* Selected text:
****************
# Insurance questions !!!!



## dunedog (Oct 30, 2004)

Just to remind some of the folks that I see posting under this forum "Personal Use"... (at least in Ma.) and are going to pick up a few driveways in 'the neighborhood'.......if you are using your truck and plowing for anyone other than yourself, on your property,you are liable and running at RISK !!!
If you run into a friend's,relative's,neighbor's house, parked car,telephone pole,favorite shrub,etc.your insurance company will not cover you. It will come out of your pocket.
Unless you have special plowing insurance, you are not covered for property damage etc.
Read the fine print of your insurance policies sometime ,they can be eye openers.


----------



## Crumm (Nov 5, 2003)

And running into things does happen. I caught the edge of a trampoline a few days ago and it folded up like a house made of cards. Last year I backed into the corner of a garage but no damage occurred. I feel that I am very careful but these things just happen when you are working in tight quarters and in a hurry.


----------



## dacse (Dec 3, 2004)
****************
* Data shown:
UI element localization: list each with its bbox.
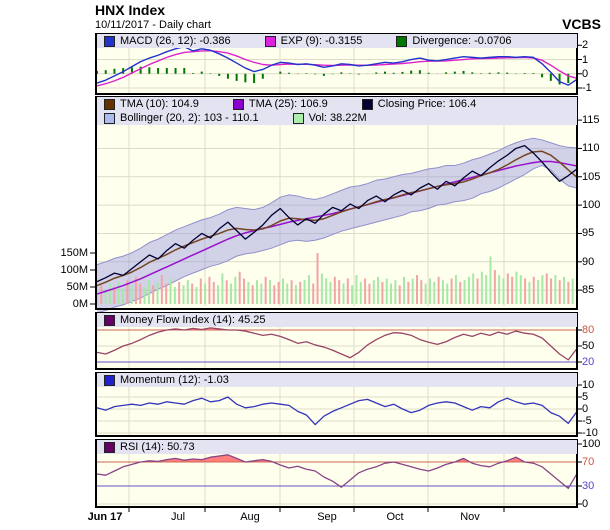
****************
* Short exercise 1: In the plowing insurance thread, what did Crumm catch the edge of a few days before posting?
* Short exercise 2: Carry on the plowing insurance thread from its last line.

* Expected answer 1: A trampoline.

* Expected answer 2:
If you are plowing for your neighbor just to be a nice guy and not charging them, do you still need insurance for plowing? If you do, how much does this insurance run (I assume that it depends on the individual)? Do most insurance companies, for example Geico, carry this protection? If not, which company usually has the lowest rates?


----------



## Tarkus (Nov 19, 2004)

Techically if you do it for free your are not commercail for insurance needs in most states. There is not that many to underwrite snowplows anymore properly. I pay under 950 per truck a year now for one half million commercail coverage now. (full coverage to) It actually went down a bit this year too.


----------



## Mick (May 19, 2001)

As far as plowing as a favor, it would depend on your state's "Good Samaritan" law. You could still be held liable if there were an injury as a result of your "action". Since you wouldn't have any type of agreement or contract, injury as a result of "inaction" would not apply.


----------



## Tarkus (Nov 19, 2004)

Mick said:


> As far as plowing as a favor, it would depend on your state's "Good Samaritan" law. You could still be held liable if there were an injury as a result of your "action". Since you wouldn't have any type of agreement or contract, injury as a result of "inaction" would not apply.


This is true but your non-commercail insurance may not be a issue though if you are doing true freebies.


----------



## bobingardner (Jul 18, 2004)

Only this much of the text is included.